Work required. Records follow. Pull out every line that contains "Feuchte".

>> BEGIN

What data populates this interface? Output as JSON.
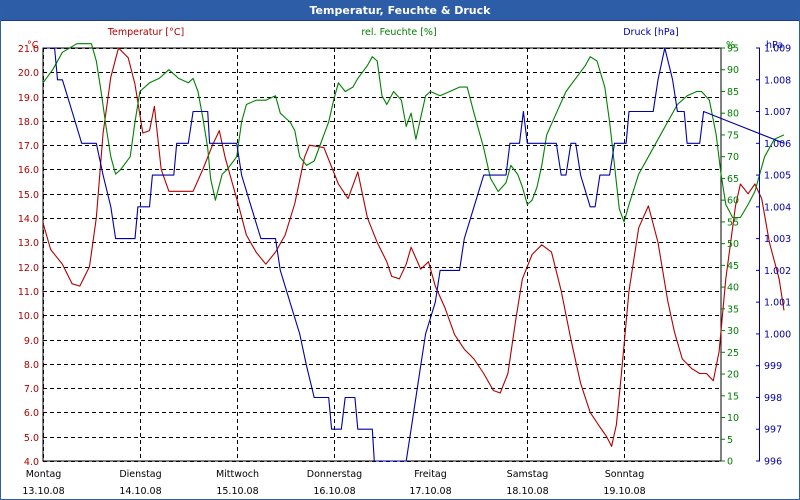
{
  "window": {
    "title": "Temperatur, Feuchte & Druck"
  },
  "chart_data": {
    "type": "line",
    "title": "Temperatur, Feuchte & Druck",
    "colors": {
      "temperature": "#b00000",
      "humidity": "#008000",
      "pressure": "#0000a8",
      "grid": "#000000",
      "title_bg": "#2c5da6"
    },
    "axes": {
      "temperature": {
        "label": "Temperatur [°C]",
        "unit": "°C",
        "ylim": [
          4.0,
          21.0
        ],
        "ticks": [
          "21.0",
          "20.0",
          "19.0",
          "18.0",
          "17.0",
          "16.0",
          "15.0",
          "14.0",
          "13.0",
          "12.0",
          "11.0",
          "10.0",
          "9.0",
          "8.0",
          "7.0",
          "6.0",
          "5.0",
          "4.0"
        ]
      },
      "humidity": {
        "label": "rel. Feuchte [%]",
        "unit": "%",
        "ylim": [
          0,
          95
        ],
        "ticks": [
          "95",
          "90",
          "85",
          "80",
          "75",
          "70",
          "65",
          "60",
          "55",
          "50",
          "45",
          "40",
          "35",
          "30",
          "25",
          "20",
          "15",
          "10",
          "5",
          "0"
        ]
      },
      "pressure": {
        "label": "Druck [hPa]",
        "unit": "hPa",
        "ylim": [
          996,
          1009
        ],
        "ticks": [
          "1.009",
          "1.008",
          "1.007",
          "1.006",
          "1.005",
          "1.004",
          "1.003",
          "1.002",
          "1.001",
          "1.000",
          "999",
          "998",
          "997",
          "996"
        ]
      }
    },
    "x_range_days": [
      0,
      7
    ],
    "days": [
      {
        "name": "Montag",
        "date": "13.10.08"
      },
      {
        "name": "Dienstag",
        "date": "14.10.08"
      },
      {
        "name": "Mittwoch",
        "date": "15.10.08"
      },
      {
        "name": "Donnerstag",
        "date": "16.10.08"
      },
      {
        "name": "Freitag",
        "date": "17.10.08"
      },
      {
        "name": "Samstag",
        "date": "18.10.08"
      },
      {
        "name": "Sonntag",
        "date": "19.10.08"
      }
    ],
    "series": [
      {
        "name": "Temperatur",
        "axis": "temperature",
        "color": "#b00000",
        "points": [
          [
            0,
            13.8
          ],
          [
            0.08,
            12.7
          ],
          [
            0.2,
            12.1
          ],
          [
            0.3,
            11.3
          ],
          [
            0.38,
            11.2
          ],
          [
            0.48,
            12.0
          ],
          [
            0.55,
            14.0
          ],
          [
            0.62,
            17.5
          ],
          [
            0.7,
            19.8
          ],
          [
            0.78,
            21.0
          ],
          [
            0.88,
            20.6
          ],
          [
            0.95,
            19.5
          ],
          [
            1.03,
            17.5
          ],
          [
            1.1,
            17.6
          ],
          [
            1.15,
            18.6
          ],
          [
            1.22,
            16.0
          ],
          [
            1.3,
            15.1
          ],
          [
            1.45,
            15.1
          ],
          [
            1.55,
            15.1
          ],
          [
            1.65,
            16.0
          ],
          [
            1.75,
            17.0
          ],
          [
            1.82,
            17.6
          ],
          [
            1.88,
            16.5
          ],
          [
            1.95,
            15.5
          ],
          [
            2.02,
            14.5
          ],
          [
            2.1,
            13.3
          ],
          [
            2.2,
            12.6
          ],
          [
            2.3,
            12.1
          ],
          [
            2.4,
            12.6
          ],
          [
            2.5,
            13.3
          ],
          [
            2.6,
            14.6
          ],
          [
            2.7,
            16.5
          ],
          [
            2.75,
            17.0
          ],
          [
            2.9,
            16.9
          ],
          [
            3.05,
            15.4
          ],
          [
            3.15,
            14.8
          ],
          [
            3.25,
            15.9
          ],
          [
            3.35,
            14.0
          ],
          [
            3.45,
            13.0
          ],
          [
            3.55,
            12.2
          ],
          [
            3.6,
            11.6
          ],
          [
            3.68,
            11.5
          ],
          [
            3.75,
            12.1
          ],
          [
            3.8,
            12.8
          ],
          [
            3.9,
            11.9
          ],
          [
            3.98,
            12.2
          ],
          [
            4.05,
            11.2
          ],
          [
            4.15,
            10.3
          ],
          [
            4.25,
            9.2
          ],
          [
            4.35,
            8.6
          ],
          [
            4.45,
            8.2
          ],
          [
            4.55,
            7.6
          ],
          [
            4.65,
            6.9
          ],
          [
            4.72,
            6.8
          ],
          [
            4.8,
            7.6
          ],
          [
            4.88,
            9.8
          ],
          [
            4.95,
            11.5
          ],
          [
            5.05,
            12.5
          ],
          [
            5.15,
            12.9
          ],
          [
            5.25,
            12.6
          ],
          [
            5.35,
            11.0
          ],
          [
            5.45,
            9.0
          ],
          [
            5.55,
            7.2
          ],
          [
            5.65,
            6.0
          ],
          [
            5.75,
            5.4
          ],
          [
            5.82,
            5.0
          ],
          [
            5.87,
            4.6
          ],
          [
            5.92,
            5.5
          ],
          [
            5.97,
            7.5
          ],
          [
            6.05,
            11.0
          ],
          [
            6.15,
            13.6
          ],
          [
            6.25,
            14.5
          ],
          [
            6.35,
            13.0
          ],
          [
            6.45,
            10.6
          ],
          [
            6.52,
            9.3
          ],
          [
            6.6,
            8.2
          ],
          [
            6.7,
            7.8
          ],
          [
            6.78,
            7.6
          ],
          [
            6.85,
            7.6
          ],
          [
            6.92,
            7.3
          ],
          [
            6.98,
            8.5
          ],
          [
            7.05,
            11.5
          ],
          [
            7.15,
            14.5
          ],
          [
            7.2,
            15.4
          ],
          [
            7.28,
            15.0
          ],
          [
            7.35,
            15.4
          ],
          [
            7.42,
            14.8
          ],
          [
            7.5,
            13.0
          ],
          [
            7.6,
            11.5
          ],
          [
            7.65,
            10.2
          ]
        ]
      },
      {
        "name": "rel. Feuchte",
        "axis": "humidity",
        "color": "#008000",
        "points": [
          [
            0,
            87
          ],
          [
            0.1,
            90
          ],
          [
            0.2,
            94
          ],
          [
            0.35,
            96
          ],
          [
            0.5,
            96
          ],
          [
            0.55,
            92
          ],
          [
            0.6,
            85
          ],
          [
            0.65,
            77
          ],
          [
            0.7,
            70
          ],
          [
            0.75,
            66
          ],
          [
            0.8,
            67
          ],
          [
            0.9,
            70
          ],
          [
            0.95,
            78
          ],
          [
            1.0,
            85
          ],
          [
            1.1,
            87
          ],
          [
            1.2,
            88
          ],
          [
            1.3,
            90
          ],
          [
            1.4,
            88
          ],
          [
            1.5,
            87
          ],
          [
            1.55,
            88
          ],
          [
            1.6,
            85
          ],
          [
            1.65,
            79
          ],
          [
            1.7,
            72
          ],
          [
            1.73,
            65
          ],
          [
            1.78,
            60
          ],
          [
            1.85,
            66
          ],
          [
            1.9,
            67
          ],
          [
            2.0,
            70
          ],
          [
            2.05,
            78
          ],
          [
            2.1,
            82
          ],
          [
            2.2,
            83
          ],
          [
            2.3,
            83
          ],
          [
            2.4,
            84
          ],
          [
            2.45,
            80
          ],
          [
            2.5,
            79
          ],
          [
            2.55,
            78
          ],
          [
            2.6,
            76
          ],
          [
            2.65,
            70
          ],
          [
            2.72,
            68
          ],
          [
            2.8,
            69
          ],
          [
            2.85,
            72
          ],
          [
            2.95,
            78
          ],
          [
            3.0,
            83
          ],
          [
            3.05,
            87
          ],
          [
            3.12,
            85
          ],
          [
            3.2,
            86
          ],
          [
            3.25,
            88
          ],
          [
            3.35,
            91
          ],
          [
            3.4,
            93
          ],
          [
            3.45,
            92
          ],
          [
            3.5,
            84
          ],
          [
            3.55,
            82
          ],
          [
            3.62,
            85
          ],
          [
            3.7,
            83
          ],
          [
            3.75,
            77
          ],
          [
            3.8,
            80
          ],
          [
            3.85,
            74
          ],
          [
            3.9,
            79
          ],
          [
            3.95,
            84
          ],
          [
            4.0,
            85
          ],
          [
            4.1,
            84
          ],
          [
            4.2,
            85
          ],
          [
            4.3,
            86
          ],
          [
            4.38,
            86
          ],
          [
            4.45,
            80
          ],
          [
            4.55,
            72
          ],
          [
            4.62,
            65
          ],
          [
            4.7,
            62
          ],
          [
            4.78,
            64
          ],
          [
            4.83,
            68
          ],
          [
            4.9,
            66
          ],
          [
            4.95,
            63
          ],
          [
            5.0,
            59
          ],
          [
            5.05,
            60
          ],
          [
            5.1,
            63
          ],
          [
            5.15,
            68
          ],
          [
            5.2,
            75
          ],
          [
            5.3,
            80
          ],
          [
            5.4,
            85
          ],
          [
            5.5,
            88
          ],
          [
            5.6,
            91
          ],
          [
            5.65,
            93
          ],
          [
            5.72,
            92
          ],
          [
            5.8,
            86
          ],
          [
            5.85,
            78
          ],
          [
            5.9,
            68
          ],
          [
            5.95,
            58
          ],
          [
            6.0,
            55
          ],
          [
            6.05,
            59
          ],
          [
            6.15,
            66
          ],
          [
            6.25,
            70
          ],
          [
            6.35,
            74
          ],
          [
            6.45,
            78
          ],
          [
            6.55,
            82
          ],
          [
            6.65,
            84
          ],
          [
            6.75,
            85
          ],
          [
            6.8,
            85
          ],
          [
            6.88,
            83
          ],
          [
            6.95,
            75
          ],
          [
            7.0,
            66
          ],
          [
            7.05,
            59
          ],
          [
            7.12,
            56
          ],
          [
            7.2,
            56
          ],
          [
            7.28,
            59
          ],
          [
            7.35,
            62
          ],
          [
            7.45,
            70
          ],
          [
            7.55,
            74
          ],
          [
            7.65,
            75
          ]
        ]
      },
      {
        "name": "Druck",
        "axis": "pressure",
        "color": "#0000a8",
        "points": [
          [
            0,
            1009
          ],
          [
            0.12,
            1009
          ],
          [
            0.15,
            1008
          ],
          [
            0.2,
            1008
          ],
          [
            0.3,
            1007
          ],
          [
            0.4,
            1006
          ],
          [
            0.55,
            1006
          ],
          [
            0.62,
            1005
          ],
          [
            0.7,
            1004
          ],
          [
            0.75,
            1003
          ],
          [
            0.95,
            1003
          ],
          [
            0.98,
            1004
          ],
          [
            1.1,
            1004
          ],
          [
            1.13,
            1005
          ],
          [
            1.35,
            1005
          ],
          [
            1.38,
            1006
          ],
          [
            1.5,
            1006
          ],
          [
            1.55,
            1007
          ],
          [
            1.7,
            1007
          ],
          [
            1.72,
            1006
          ],
          [
            2.0,
            1006
          ],
          [
            2.05,
            1005
          ],
          [
            2.15,
            1004
          ],
          [
            2.25,
            1003
          ],
          [
            2.4,
            1003
          ],
          [
            2.45,
            1002
          ],
          [
            2.55,
            1001
          ],
          [
            2.65,
            1000
          ],
          [
            2.72,
            999
          ],
          [
            2.8,
            998
          ],
          [
            2.95,
            998
          ],
          [
            2.98,
            997
          ],
          [
            3.08,
            997
          ],
          [
            3.12,
            998
          ],
          [
            3.22,
            998
          ],
          [
            3.25,
            997
          ],
          [
            3.4,
            997
          ],
          [
            3.42,
            996
          ],
          [
            3.75,
            996
          ],
          [
            3.8,
            997
          ],
          [
            3.85,
            998
          ],
          [
            3.9,
            999
          ],
          [
            3.95,
            1000
          ],
          [
            4.05,
            1001
          ],
          [
            4.1,
            1002
          ],
          [
            4.3,
            1002
          ],
          [
            4.35,
            1003
          ],
          [
            4.45,
            1004
          ],
          [
            4.55,
            1005
          ],
          [
            4.78,
            1005
          ],
          [
            4.82,
            1006
          ],
          [
            4.92,
            1006
          ],
          [
            4.96,
            1007
          ],
          [
            5.0,
            1006
          ],
          [
            5.3,
            1006
          ],
          [
            5.35,
            1005
          ],
          [
            5.4,
            1005
          ],
          [
            5.45,
            1006
          ],
          [
            5.5,
            1006
          ],
          [
            5.55,
            1005
          ],
          [
            5.65,
            1004
          ],
          [
            5.7,
            1004
          ],
          [
            5.75,
            1005
          ],
          [
            5.85,
            1005
          ],
          [
            5.9,
            1006
          ],
          [
            6.02,
            1006
          ],
          [
            6.05,
            1007
          ],
          [
            6.3,
            1007
          ],
          [
            6.35,
            1008
          ],
          [
            6.42,
            1009
          ],
          [
            6.5,
            1008
          ],
          [
            6.55,
            1007
          ],
          [
            6.62,
            1007
          ],
          [
            6.65,
            1006
          ],
          [
            6.78,
            1006
          ],
          [
            6.82,
            1007
          ],
          [
            7.65,
            1006
          ]
        ]
      }
    ]
  }
}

>> END

Written solution.
    "title": "Temperatur, Feuchte & Druck"
    "title": "Temperatur, Feuchte & Druck",
        "label": "rel. Feuchte [%]",
        "name": "rel. Feuchte",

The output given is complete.